State the number of lines with the string "Port" in them, and nothing else.

Material shown:
━━━━━━━━━━━━━━━━

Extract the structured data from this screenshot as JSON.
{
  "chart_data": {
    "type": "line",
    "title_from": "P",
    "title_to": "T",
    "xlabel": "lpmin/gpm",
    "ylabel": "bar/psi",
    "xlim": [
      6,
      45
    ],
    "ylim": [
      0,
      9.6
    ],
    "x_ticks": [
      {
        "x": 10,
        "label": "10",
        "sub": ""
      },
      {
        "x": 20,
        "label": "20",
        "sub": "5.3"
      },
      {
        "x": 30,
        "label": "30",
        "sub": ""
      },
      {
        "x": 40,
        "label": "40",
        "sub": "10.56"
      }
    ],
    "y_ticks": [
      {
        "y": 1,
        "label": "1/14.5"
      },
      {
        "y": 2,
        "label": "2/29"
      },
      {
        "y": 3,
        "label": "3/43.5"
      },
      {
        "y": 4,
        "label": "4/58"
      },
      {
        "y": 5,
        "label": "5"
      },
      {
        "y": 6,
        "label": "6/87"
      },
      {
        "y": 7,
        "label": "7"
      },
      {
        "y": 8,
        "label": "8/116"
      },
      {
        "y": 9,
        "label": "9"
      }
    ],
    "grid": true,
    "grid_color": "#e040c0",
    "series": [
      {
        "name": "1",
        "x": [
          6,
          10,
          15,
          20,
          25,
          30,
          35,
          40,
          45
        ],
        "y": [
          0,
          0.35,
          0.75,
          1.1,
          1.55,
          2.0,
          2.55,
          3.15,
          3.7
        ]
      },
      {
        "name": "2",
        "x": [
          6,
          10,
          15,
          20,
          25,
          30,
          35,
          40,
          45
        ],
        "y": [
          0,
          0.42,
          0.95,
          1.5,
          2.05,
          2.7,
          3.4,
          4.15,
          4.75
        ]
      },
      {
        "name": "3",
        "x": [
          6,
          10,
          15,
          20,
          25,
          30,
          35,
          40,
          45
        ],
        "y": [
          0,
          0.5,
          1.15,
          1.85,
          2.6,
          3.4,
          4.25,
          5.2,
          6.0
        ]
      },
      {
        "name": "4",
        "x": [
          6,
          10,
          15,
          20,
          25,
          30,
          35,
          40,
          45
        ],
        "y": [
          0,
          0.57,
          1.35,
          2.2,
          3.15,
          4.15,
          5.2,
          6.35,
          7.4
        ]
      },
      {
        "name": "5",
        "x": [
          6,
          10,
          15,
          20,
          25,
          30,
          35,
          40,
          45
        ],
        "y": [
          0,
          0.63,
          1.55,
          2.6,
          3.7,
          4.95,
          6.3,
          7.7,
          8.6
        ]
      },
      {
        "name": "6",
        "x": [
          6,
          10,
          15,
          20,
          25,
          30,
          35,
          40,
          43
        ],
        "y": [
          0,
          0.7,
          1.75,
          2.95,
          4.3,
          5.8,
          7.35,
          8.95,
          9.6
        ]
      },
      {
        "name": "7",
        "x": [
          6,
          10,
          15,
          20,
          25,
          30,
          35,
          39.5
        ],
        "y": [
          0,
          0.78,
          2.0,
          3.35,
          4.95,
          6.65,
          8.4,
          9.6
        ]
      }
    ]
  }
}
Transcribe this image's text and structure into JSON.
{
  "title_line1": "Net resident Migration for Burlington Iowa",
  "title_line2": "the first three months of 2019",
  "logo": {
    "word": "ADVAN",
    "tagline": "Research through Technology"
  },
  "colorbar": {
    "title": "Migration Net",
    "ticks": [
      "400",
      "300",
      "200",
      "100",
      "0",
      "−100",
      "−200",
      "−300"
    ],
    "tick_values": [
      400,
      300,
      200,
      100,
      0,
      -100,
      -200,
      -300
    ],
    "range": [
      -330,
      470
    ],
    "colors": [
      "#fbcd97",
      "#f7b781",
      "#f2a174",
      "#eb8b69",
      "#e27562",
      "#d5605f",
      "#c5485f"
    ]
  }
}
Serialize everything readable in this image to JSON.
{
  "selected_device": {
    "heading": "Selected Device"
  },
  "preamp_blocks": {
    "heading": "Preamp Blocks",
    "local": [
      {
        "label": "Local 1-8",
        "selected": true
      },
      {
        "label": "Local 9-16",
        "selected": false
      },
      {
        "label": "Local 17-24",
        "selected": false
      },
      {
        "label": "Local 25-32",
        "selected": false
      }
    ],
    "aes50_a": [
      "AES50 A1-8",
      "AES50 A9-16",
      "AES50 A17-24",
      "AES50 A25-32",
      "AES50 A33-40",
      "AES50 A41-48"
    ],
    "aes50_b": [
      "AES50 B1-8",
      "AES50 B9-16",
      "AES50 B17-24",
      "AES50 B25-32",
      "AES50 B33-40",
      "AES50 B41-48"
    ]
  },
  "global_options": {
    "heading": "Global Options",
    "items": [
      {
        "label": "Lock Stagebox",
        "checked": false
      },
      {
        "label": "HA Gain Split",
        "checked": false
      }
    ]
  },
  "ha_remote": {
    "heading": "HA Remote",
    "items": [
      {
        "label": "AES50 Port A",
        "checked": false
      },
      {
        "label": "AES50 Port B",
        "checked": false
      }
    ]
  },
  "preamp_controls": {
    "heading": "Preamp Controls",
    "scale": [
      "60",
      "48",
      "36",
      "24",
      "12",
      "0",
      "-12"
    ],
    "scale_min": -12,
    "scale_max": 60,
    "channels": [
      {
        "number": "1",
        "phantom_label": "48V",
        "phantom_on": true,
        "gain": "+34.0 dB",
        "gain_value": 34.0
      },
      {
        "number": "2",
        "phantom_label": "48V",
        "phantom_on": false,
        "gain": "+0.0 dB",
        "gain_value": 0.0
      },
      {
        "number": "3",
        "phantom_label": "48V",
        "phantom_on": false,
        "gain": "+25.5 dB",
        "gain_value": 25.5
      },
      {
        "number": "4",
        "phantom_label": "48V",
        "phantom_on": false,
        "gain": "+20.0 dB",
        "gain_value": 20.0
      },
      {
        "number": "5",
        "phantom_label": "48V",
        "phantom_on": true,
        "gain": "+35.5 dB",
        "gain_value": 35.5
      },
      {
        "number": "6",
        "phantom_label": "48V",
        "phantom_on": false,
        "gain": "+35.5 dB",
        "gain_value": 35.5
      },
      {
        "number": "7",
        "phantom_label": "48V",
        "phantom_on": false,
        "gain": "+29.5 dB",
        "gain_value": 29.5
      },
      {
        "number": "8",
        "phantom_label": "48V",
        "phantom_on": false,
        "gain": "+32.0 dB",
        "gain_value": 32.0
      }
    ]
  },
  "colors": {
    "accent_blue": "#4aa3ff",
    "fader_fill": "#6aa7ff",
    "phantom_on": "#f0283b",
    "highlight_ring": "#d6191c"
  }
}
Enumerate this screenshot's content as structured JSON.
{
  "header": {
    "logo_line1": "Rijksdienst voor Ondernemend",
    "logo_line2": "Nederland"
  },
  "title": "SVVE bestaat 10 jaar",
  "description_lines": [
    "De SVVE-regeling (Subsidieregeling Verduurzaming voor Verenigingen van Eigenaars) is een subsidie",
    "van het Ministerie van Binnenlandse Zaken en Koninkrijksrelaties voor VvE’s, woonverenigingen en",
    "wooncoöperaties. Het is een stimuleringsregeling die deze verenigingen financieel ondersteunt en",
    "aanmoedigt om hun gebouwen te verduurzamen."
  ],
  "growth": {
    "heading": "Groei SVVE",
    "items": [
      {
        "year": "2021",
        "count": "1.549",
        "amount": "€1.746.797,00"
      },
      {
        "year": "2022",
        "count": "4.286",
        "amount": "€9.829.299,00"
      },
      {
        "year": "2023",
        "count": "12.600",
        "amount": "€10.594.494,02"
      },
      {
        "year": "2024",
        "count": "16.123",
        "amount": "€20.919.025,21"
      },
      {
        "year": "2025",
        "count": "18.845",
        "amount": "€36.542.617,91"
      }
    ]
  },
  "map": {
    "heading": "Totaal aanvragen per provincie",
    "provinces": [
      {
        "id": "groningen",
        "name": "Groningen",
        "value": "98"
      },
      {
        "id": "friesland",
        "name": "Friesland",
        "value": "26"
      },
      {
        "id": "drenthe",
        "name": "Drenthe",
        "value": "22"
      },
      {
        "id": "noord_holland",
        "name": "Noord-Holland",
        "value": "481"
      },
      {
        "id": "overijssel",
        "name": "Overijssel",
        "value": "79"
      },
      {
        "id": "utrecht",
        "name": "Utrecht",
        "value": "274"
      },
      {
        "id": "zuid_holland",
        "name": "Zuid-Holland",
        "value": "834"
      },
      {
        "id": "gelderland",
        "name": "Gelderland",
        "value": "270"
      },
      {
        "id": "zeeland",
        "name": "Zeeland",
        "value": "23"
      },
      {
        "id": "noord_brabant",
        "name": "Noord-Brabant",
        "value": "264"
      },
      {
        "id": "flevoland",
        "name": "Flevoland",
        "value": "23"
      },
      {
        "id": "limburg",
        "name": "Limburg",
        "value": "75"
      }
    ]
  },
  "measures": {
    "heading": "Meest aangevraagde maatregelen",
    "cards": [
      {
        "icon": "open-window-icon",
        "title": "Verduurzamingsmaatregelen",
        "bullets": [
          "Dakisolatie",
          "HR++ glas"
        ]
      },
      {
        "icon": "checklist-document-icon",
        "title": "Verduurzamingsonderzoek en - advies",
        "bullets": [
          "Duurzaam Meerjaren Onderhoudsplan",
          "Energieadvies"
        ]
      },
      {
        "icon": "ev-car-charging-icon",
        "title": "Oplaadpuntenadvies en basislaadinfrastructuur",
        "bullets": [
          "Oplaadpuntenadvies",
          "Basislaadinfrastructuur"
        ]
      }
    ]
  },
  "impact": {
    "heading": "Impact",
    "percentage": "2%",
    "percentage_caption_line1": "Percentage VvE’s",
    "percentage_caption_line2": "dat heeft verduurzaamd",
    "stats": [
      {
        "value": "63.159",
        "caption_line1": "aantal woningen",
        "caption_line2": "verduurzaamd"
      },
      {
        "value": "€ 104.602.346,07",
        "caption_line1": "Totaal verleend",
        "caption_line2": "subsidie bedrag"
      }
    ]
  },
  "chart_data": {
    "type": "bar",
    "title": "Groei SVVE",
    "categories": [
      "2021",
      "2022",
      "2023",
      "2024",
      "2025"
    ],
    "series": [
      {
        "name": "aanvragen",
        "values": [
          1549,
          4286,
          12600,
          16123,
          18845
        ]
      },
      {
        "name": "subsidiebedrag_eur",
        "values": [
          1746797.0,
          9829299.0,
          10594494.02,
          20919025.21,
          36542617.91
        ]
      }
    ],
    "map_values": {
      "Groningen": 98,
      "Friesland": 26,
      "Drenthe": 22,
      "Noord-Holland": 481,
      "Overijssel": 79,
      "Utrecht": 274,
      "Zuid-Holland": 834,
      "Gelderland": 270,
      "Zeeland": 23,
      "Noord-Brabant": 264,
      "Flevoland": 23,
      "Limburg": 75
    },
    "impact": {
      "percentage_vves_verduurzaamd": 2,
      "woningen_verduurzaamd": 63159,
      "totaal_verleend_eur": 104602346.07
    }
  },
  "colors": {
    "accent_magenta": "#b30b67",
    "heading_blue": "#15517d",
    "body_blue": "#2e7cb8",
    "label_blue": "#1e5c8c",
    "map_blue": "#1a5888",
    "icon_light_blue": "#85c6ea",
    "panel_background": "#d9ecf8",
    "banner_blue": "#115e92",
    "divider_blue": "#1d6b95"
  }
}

━━━━━━━━━━━━━━━━

Result of the exercise:
2